— Begin PROVIDED DATA —

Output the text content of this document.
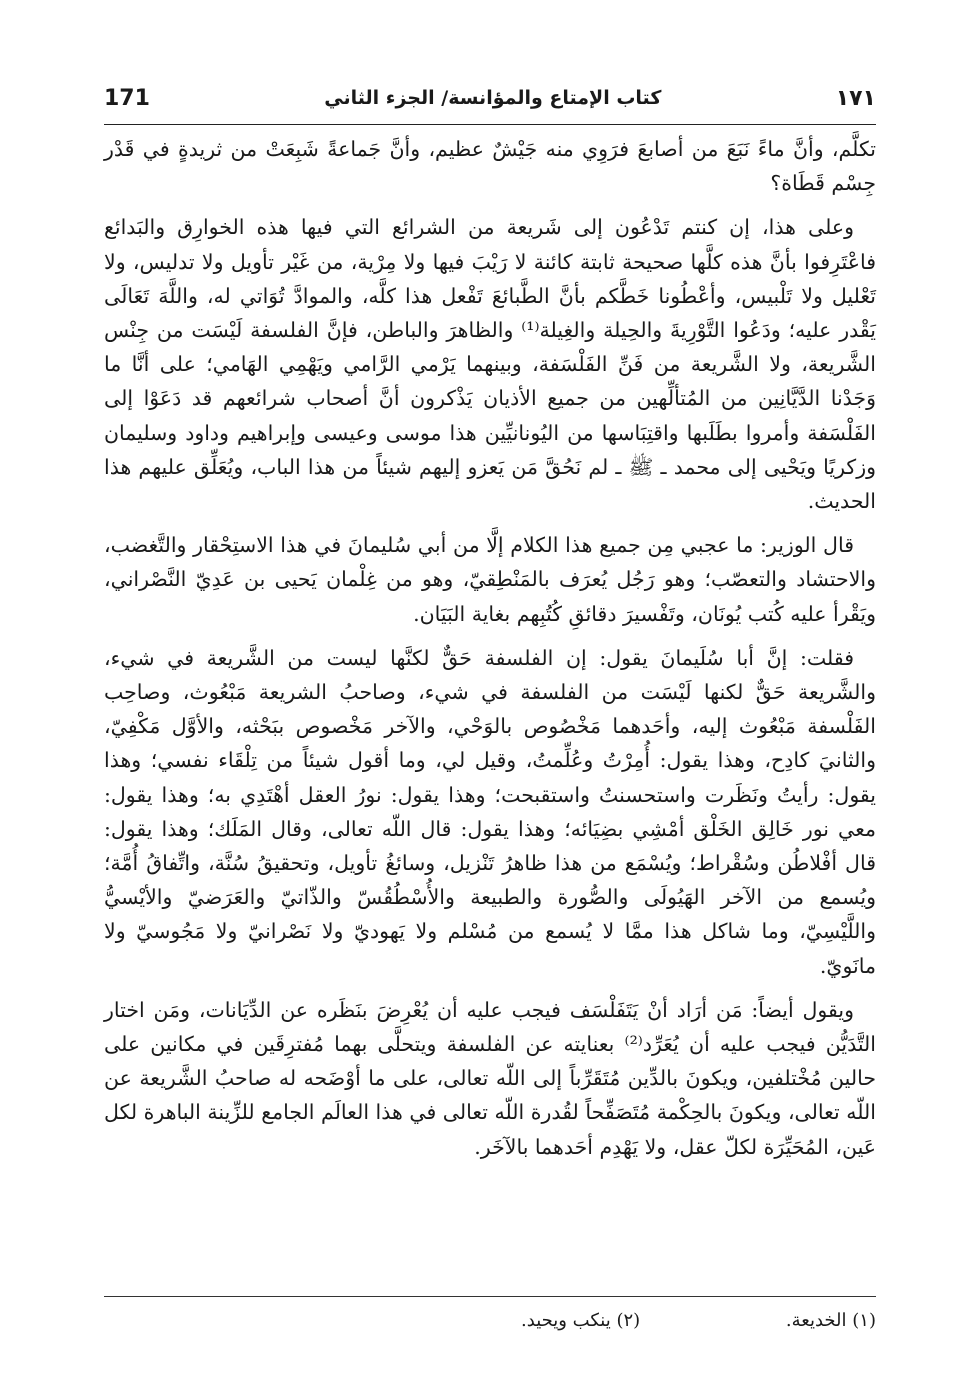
171	كتاب الإمتاع والمؤانسة/ الجزء الثاني	١٧١

تكلَّم، وأنَّ ماءً نَبَعَ من أصابعَ فرَوِي منه جَيْشٌ عظيم، وأنَّ جَماعةً شَبِعَتْ من ثريدةٍ في قَدْر جِسْم قَطَاة؟

وعلى هذا، إن كنتم تَدْعُون إلى شَريعة من الشرائع التي فيها هذه الخوارِق والبَدائع فاعْتَرِفوا بأنَّ هذه كلَّها صحيحة ثابتة كائنة لا رَيْبَ فيها ولا مِرْية، من غَيْر تأويل ولا تدليس، ولا تَعْليل ولا تَلْبيس، وأعْطُونا خَطَّكم بأنَّ الطَّبائعَ تَفْعل هذا كلَّه، والموادَّ تُوَاتي له، واللَّهَ تَعَالَى يَقْدر عليه؛ ودَعُوا التَّوْرِيةَ والحِيلة والغِيلة⁽¹⁾ والظاهرَ والباطن، فإنَّ الفلسفة لَيْسَت من جِنْس الشَّريعة، ولا الشَّريعة من فَنِّ الفَلْسَفة، وبينهما يَرْمي الرَّامي ويَهْمِي الهَامي؛ على أنَّا ما وَجَدْنا الدَّيَّانِين من المُتألِّهين من جميع الأذيان يَذْكرون أنَّ أصحاب شرائعهم قد دَعَوْا إلى الفَلْسَفة وأمروا بطَلَبها واقتِبَاسها من اليُونانيِّين هذا موسى وعيسى وإبراهيم وداود وسليمان وزكريًا ويَحْيى إلى محمد ـ ﷺ ـ لم نَحُقَّ مَن يَعزو إليهم شيئاً من هذا الباب، ويُعَلِّق عليهم هذا الحديث.

قال الوزير: ما عجبي مِن جميع هذا الكلام إلَّا من أبي سُليمانَ في هذا الاستِحْقار والتَّغضب، والاحتشاد والتعصّب؛ وهو رَجُل يُعرَف بالمَنْطِقيّ، وهو من غِلْمان يَحيى بن عَدِيّ النَّصْراني، ويَقْرأ عليه كُتب يُونَان، وتَفْسيرَ دقائقِ كُتُبِهم بغاية البَيَان.

فقلت: إنَّ أبا سُلَيمانَ يقول: إن الفلسفة حَقٌّ لكنَّها ليست من الشَّريعة في شيء، والشَّريعة حَقٌّ لكنها لَيْسَت من الفلسفة في شيء، وصاحبُ الشريعة مَبْعُوث، وصاحِب الفَلْسفة مَبْعُوث إليه، وأحَدهما مَخْصُوص بالوَحْي، والآخر مَخْصوص ببَحْثه، والأوَّل مَكْفِيّ، والثانيَ كادِح، وهذا يقول: أُمِرْتُ وعُلِّمتُ، وقيل لي، وما أقول شيئاً من تِلْقَاء نفسي؛ وهذا يقول: رأيتُ ونَظَرت واستحسنتُ واستقبحت؛ وهذا يقول: نورُ العقل أهْتَدِي به؛ وهذا يقول: معي نور خَالِق الخَلْق أمْشِي بضِيَائه؛ وهذا يقول: قال اللّه تعالى، وقال المَلَك؛ وهذا يقول: قال أفْلاطُن وسُقْراط؛ ويُسْمَع من هذا ظاهرُ تَنْزيل، وسائغُ تأويل، وتحقيقُ سُنَّة، واتِّفاقُ أُمَّة؛ ويُسمع من الآخر الهَيُولَى والصُّورة والطبيعة والأُسْطُقُسّ والذّاتيّ والعَرَضيّ والأيْسيُّ واللَّيْسِيّ، وما شاكل هذا ممَّا لا يُسمع من مُسْلم ولا يَهوديّ ولا نَصْرانيّ ولا مَجُوسيّ ولا مانَويّ.

ويقول أيضاً: مَن أرَاد أنْ يَتَفَلْسَف فيجب عليه أن يُعْرِضَ بنَظَره عن الدِّيَانات، ومَن اختار التَّدَيُّن فيجب عليه أن يُعَرِّد⁽²⁾ بعنايته عن الفلسفة ويتحلَّى بهما مُفترِقَين في مكانين على حالين مُخْتلفين، ويكونَ بالدِّين مُتَقَرِّباً إلى اللّه تعالى، على ما أوْضَحه له صاحبُ الشَّريعة عن اللّه تعالى، ويكونَ بالحِكْمة مُتَصَفِّحاً لقُدرة اللّه تعالى في هذا العالَم الجامع للزِّينة الباهرة لكل عَين، المُحَيِّرَة لكلّ عقل، ولا يَهْدِم أحَدهما بالآخَر.

(١) الخديعة. (٢) ينكب ويحيد.
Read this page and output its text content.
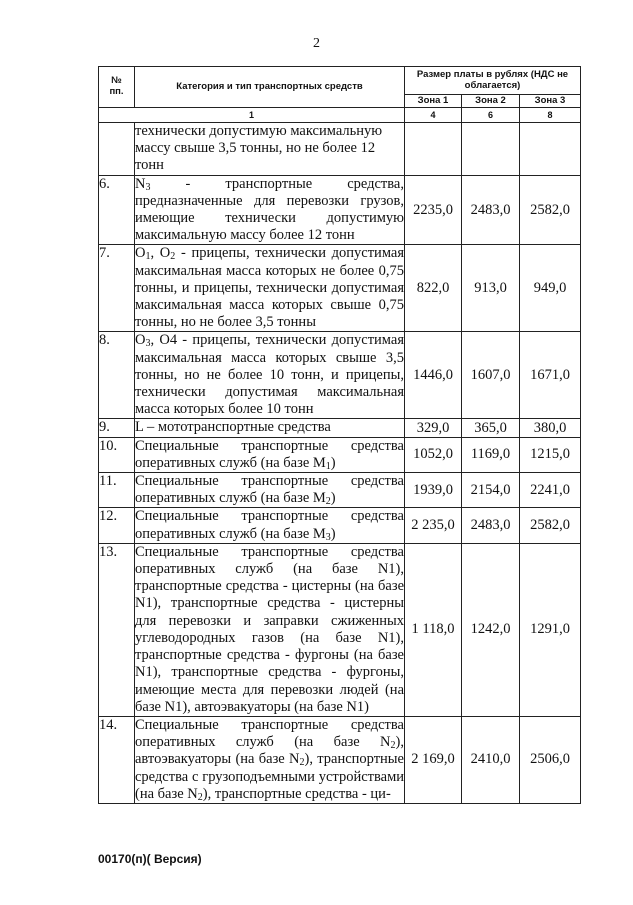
2
№ пп.	Категория и тип транспортных средств	Размер платы в рублях (НДС не облагается)		
		Зона 1	Зона 2	Зона 3
1		4	6	8
	технически допустимую максимальную массу свыше 3,5 тонны, но не более 12 тонн			
6.	$N_3$ - транспортные средства, предназначенные для перевозки грузов, имеющие технически допустимую максимальную массу более 12 тонн	2235,0	2483,0	2582,0
7.	$O_1$, $O_2$ - прицепы, технически допустимая максимальная масса которых не более 0,75 тонны, и прицепы, технически допустимая максимальная масса которых свыше 0,75 тонны, но не более 3,5 тонны	822,0	913,0	949,0
8.	$O_3$, O4 - прицепы, технически допустимая максимальная масса которых свыше 3,5 тонны, но не более 10 тонн, и прицепы, технически допустимая максимальная масса которых более 10 тонн	1446,0	1607,0	1671,0
9.	L – мототранспортные средства	329,0	365,0	380,0
10.	Специальные транспортные средства оперативных служб (на базе $M_1$)	1052,0	1169,0	1215,0
11.	Специальные транспортные средства оперативных служб (на базе $M_2$)	1939,0	2154,0	2241,0
12.	Специальные транспортные средства оперативных служб (на базе $M_3$)	2 235,0	2483,0	2582,0
13.	Специальные транспортные средства оперативных служб (на базе N1), транспортные средства - цистерны (на базе N1), транспортные средства - цистерны для перевозки и заправки сжиженных углеводородных газов (на базе N1), транспортные средства - фургоны (на базе N1), транспортные средства - фургоны, имеющие места для перевозки людей (на базе N1), автоэвакуаторы (на базе N1)	1 118,0	1242,0	1291,0
14.	Специальные транспортные средства оперативных служб (на базе $N_2$), автоэвакуаторы (на базе $N_2$), транспортные средства с грузоподъемными устройствами (на базе $N_2$), транспортные средства - ци-	2 169,0	2410,0	2506,0
00170(п)( Версия)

— End PROVIDED DATA —

SET EXERCISE →
Of the lines in the records, determine how many contain the word "автоэвакуаторы", and report that number alone.

REPLY TO THE TASK →
2